Start of Given data

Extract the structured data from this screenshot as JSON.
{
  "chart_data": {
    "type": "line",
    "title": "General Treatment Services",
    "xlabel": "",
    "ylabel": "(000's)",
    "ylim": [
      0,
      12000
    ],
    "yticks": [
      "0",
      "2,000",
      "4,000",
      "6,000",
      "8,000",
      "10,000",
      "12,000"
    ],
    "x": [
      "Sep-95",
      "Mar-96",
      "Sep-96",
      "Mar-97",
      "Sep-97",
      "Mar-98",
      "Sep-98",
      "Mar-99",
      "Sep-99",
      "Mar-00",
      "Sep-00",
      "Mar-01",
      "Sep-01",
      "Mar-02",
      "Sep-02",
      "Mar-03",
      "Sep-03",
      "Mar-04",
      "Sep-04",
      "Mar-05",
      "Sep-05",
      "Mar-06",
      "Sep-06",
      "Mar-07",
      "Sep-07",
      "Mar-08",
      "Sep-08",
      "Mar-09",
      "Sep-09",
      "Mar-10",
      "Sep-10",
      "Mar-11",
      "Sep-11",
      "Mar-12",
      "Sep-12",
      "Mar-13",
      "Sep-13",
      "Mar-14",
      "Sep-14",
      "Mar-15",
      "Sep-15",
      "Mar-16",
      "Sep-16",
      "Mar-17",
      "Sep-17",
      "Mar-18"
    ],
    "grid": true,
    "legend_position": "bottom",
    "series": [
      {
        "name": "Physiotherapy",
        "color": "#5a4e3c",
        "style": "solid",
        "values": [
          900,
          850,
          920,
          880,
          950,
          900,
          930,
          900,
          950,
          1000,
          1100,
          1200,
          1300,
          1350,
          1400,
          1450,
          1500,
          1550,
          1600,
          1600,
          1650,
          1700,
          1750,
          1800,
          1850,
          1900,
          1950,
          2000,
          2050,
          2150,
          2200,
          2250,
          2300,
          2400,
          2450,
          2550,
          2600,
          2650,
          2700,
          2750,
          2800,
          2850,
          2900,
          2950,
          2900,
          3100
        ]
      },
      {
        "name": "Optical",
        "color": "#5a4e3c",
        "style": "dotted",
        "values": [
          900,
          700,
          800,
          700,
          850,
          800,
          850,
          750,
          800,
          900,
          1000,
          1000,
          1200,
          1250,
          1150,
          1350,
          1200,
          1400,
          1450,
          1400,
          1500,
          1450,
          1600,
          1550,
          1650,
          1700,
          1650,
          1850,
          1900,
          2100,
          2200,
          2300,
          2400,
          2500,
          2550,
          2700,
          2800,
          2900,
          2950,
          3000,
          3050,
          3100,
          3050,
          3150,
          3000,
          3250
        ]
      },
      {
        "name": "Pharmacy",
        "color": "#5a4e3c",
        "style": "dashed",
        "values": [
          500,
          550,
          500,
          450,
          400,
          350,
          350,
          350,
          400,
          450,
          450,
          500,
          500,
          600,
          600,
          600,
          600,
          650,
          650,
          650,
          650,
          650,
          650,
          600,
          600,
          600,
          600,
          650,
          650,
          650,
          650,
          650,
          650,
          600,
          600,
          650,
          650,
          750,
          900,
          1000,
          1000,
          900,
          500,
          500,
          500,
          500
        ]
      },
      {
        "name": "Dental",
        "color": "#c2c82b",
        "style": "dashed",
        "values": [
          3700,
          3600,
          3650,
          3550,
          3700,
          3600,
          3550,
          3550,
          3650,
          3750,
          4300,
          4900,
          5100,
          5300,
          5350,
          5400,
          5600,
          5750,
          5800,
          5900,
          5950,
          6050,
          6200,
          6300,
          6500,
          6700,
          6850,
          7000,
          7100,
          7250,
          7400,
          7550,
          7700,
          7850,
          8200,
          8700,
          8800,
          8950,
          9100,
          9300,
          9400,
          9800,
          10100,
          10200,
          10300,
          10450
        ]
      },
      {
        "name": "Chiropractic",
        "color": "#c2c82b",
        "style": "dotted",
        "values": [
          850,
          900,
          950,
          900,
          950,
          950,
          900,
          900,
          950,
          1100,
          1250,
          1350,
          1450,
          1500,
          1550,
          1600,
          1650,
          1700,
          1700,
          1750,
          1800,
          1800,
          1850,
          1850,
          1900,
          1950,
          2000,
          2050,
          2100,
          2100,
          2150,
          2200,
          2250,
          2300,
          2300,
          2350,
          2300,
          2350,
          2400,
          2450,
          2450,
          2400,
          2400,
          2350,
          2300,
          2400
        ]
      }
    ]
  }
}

End of Given data

**Aim of the exercise:** Write every record out again, unaltered.

**Exercise solution:**
Extract the structured data from this screenshot as JSON.
{
  "chart_data": {
    "type": "line",
    "title": "General Treatment Services",
    "xlabel": "",
    "ylabel": "(000's)",
    "ylim": [
      0,
      12000
    ],
    "yticks": [
      "0",
      "2,000",
      "4,000",
      "6,000",
      "8,000",
      "10,000",
      "12,000"
    ],
    "x": [
      "Sep-95",
      "Mar-96",
      "Sep-96",
      "Mar-97",
      "Sep-97",
      "Mar-98",
      "Sep-98",
      "Mar-99",
      "Sep-99",
      "Mar-00",
      "Sep-00",
      "Mar-01",
      "Sep-01",
      "Mar-02",
      "Sep-02",
      "Mar-03",
      "Sep-03",
      "Mar-04",
      "Sep-04",
      "Mar-05",
      "Sep-05",
      "Mar-06",
      "Sep-06",
      "Mar-07",
      "Sep-07",
      "Mar-08",
      "Sep-08",
      "Mar-09",
      "Sep-09",
      "Mar-10",
      "Sep-10",
      "Mar-11",
      "Sep-11",
      "Mar-12",
      "Sep-12",
      "Mar-13",
      "Sep-13",
      "Mar-14",
      "Sep-14",
      "Mar-15",
      "Sep-15",
      "Mar-16",
      "Sep-16",
      "Mar-17",
      "Sep-17",
      "Mar-18"
    ],
    "grid": true,
    "legend_position": "bottom",
    "series": [
      {
        "name": "Physiotherapy",
        "color": "#5a4e3c",
        "style": "solid",
        "values": [
          900,
          850,
          920,
          880,
          950,
          900,
          930,
          900,
          950,
          1000,
          1100,
          1200,
          1300,
          1350,
          1400,
          1450,
          1500,
          1550,
          1600,
          1600,
          1650,
          1700,
          1750,
          1800,
          1850,
          1900,
          1950,
          2000,
          2050,
          2150,
          2200,
          2250,
          2300,
          2400,
          2450,
          2550,
          2600,
          2650,
          2700,
          2750,
          2800,
          2850,
          2900,
          2950,
          2900,
          3100
        ]
      },
      {
        "name": "Optical",
        "color": "#5a4e3c",
        "style": "dotted",
        "values": [
          900,
          700,
          800,
          700,
          850,
          800,
          850,
          750,
          800,
          900,
          1000,
          1000,
          1200,
          1250,
          1150,
          1350,
          1200,
          1400,
          1450,
          1400,
          1500,
          1450,
          1600,
          1550,
          1650,
          1700,
          1650,
          1850,
          1900,
          2100,
          2200,
          2300,
          2400,
          2500,
          2550,
          2700,
          2800,
          2900,
          2950,
          3000,
          3050,
          3100,
          3050,
          3150,
          3000,
          3250
        ]
      },
      {
        "name": "Pharmacy",
        "color": "#5a4e3c",
        "style": "dashed",
        "values": [
          500,
          550,
          500,
          450,
          400,
          350,
          350,
          350,
          400,
          450,
          450,
          500,
          500,
          600,
          600,
          600,
          600,
          650,
          650,
          650,
          650,
          650,
          650,
          600,
          600,
          600,
          600,
          650,
          650,
          650,
          650,
          650,
          650,
          600,
          600,
          650,
          650,
          750,
          900,
          1000,
          1000,
          900,
          500,
          500,
          500,
          500
        ]
      },
      {
        "name": "Dental",
        "color": "#c2c82b",
        "style": "dashed",
        "values": [
          3700,
          3600,
          3650,
          3550,
          3700,
          3600,
          3550,
          3550,
          3650,
          3750,
          4300,
          4900,
          5100,
          5300,
          5350,
          5400,
          5600,
          5750,
          5800,
          5900,
          5950,
          6050,
          6200,
          6300,
          6500,
          6700,
          6850,
          7000,
          7100,
          7250,
          7400,
          7550,
          7700,
          7850,
          8200,
          8700,
          8800,
          8950,
          9100,
          9300,
          9400,
          9800,
          10100,
          10200,
          10300,
          10450
        ]
      },
      {
        "name": "Chiropractic",
        "color": "#c2c82b",
        "style": "dotted",
        "values": [
          850,
          900,
          950,
          900,
          950,
          950,
          900,
          900,
          950,
          1100,
          1250,
          1350,
          1450,
          1500,
          1550,
          1600,
          1650,
          1700,
          1700,
          1750,
          1800,
          1800,
          1850,
          1850,
          1900,
          1950,
          2000,
          2050,
          2100,
          2100,
          2150,
          2200,
          2250,
          2300,
          2300,
          2350,
          2300,
          2350,
          2400,
          2450,
          2450,
          2400,
          2400,
          2350,
          2300,
          2400
        ]
      }
    ]
  }
}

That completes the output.